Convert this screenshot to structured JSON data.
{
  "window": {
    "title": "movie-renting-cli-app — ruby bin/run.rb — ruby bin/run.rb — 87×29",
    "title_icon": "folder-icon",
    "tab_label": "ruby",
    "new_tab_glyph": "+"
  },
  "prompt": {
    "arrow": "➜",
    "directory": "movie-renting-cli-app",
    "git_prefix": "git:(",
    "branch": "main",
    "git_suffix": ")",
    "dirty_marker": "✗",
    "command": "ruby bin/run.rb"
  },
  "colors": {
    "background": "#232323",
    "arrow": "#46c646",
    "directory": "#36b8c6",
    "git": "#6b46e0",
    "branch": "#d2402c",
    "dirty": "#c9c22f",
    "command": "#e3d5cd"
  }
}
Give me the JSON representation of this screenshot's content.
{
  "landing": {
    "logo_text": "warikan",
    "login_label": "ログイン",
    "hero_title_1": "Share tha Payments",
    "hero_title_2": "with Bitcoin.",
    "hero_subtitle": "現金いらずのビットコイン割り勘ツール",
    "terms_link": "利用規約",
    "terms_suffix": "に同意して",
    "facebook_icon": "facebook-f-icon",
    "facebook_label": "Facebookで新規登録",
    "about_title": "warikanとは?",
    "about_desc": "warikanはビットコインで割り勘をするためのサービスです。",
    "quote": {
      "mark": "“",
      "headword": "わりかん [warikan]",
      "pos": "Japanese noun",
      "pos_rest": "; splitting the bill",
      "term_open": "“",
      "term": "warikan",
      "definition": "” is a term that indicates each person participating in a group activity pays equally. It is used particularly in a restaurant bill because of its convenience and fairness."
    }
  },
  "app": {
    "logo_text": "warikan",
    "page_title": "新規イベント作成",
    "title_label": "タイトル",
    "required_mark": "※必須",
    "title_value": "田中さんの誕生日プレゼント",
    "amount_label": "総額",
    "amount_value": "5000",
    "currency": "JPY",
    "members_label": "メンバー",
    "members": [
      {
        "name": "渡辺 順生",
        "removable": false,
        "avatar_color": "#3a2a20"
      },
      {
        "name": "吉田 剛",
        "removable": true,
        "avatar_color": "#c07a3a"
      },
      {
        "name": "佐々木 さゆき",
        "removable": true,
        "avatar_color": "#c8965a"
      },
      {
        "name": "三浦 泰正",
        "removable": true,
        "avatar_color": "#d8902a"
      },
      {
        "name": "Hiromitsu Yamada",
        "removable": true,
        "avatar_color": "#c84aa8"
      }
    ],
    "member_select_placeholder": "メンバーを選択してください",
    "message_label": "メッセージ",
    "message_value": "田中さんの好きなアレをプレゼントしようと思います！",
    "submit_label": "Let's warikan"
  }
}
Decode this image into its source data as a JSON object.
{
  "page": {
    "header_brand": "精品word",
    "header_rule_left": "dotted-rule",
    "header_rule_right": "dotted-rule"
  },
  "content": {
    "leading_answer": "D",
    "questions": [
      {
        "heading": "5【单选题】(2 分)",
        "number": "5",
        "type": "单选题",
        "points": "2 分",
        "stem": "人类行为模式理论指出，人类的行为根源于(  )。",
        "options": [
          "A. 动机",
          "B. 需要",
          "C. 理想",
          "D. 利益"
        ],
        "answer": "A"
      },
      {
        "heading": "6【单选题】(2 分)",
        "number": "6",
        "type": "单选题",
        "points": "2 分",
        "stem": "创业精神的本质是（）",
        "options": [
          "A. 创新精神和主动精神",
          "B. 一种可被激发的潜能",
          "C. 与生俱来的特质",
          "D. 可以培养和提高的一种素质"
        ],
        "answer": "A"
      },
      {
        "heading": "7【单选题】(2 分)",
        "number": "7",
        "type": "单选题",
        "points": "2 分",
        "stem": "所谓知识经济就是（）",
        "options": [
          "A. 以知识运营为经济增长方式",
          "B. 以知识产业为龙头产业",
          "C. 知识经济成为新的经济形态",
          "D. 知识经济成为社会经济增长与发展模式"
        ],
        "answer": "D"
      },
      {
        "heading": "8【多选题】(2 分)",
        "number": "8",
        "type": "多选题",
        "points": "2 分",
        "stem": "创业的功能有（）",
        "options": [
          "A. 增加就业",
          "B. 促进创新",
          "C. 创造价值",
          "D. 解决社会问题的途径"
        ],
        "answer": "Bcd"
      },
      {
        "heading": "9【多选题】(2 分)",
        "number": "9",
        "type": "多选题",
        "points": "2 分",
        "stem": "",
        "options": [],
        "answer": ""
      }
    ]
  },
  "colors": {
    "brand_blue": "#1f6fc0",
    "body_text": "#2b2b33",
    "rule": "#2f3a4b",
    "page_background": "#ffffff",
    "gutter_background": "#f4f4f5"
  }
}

####################

[WRITTEN PROBLEM]: Pull out all lines of the data with the string "directory".

[FINISHED ANSWER]:
    "directory": "movie-renting-cli-app",
    "directory": "#36b8c6",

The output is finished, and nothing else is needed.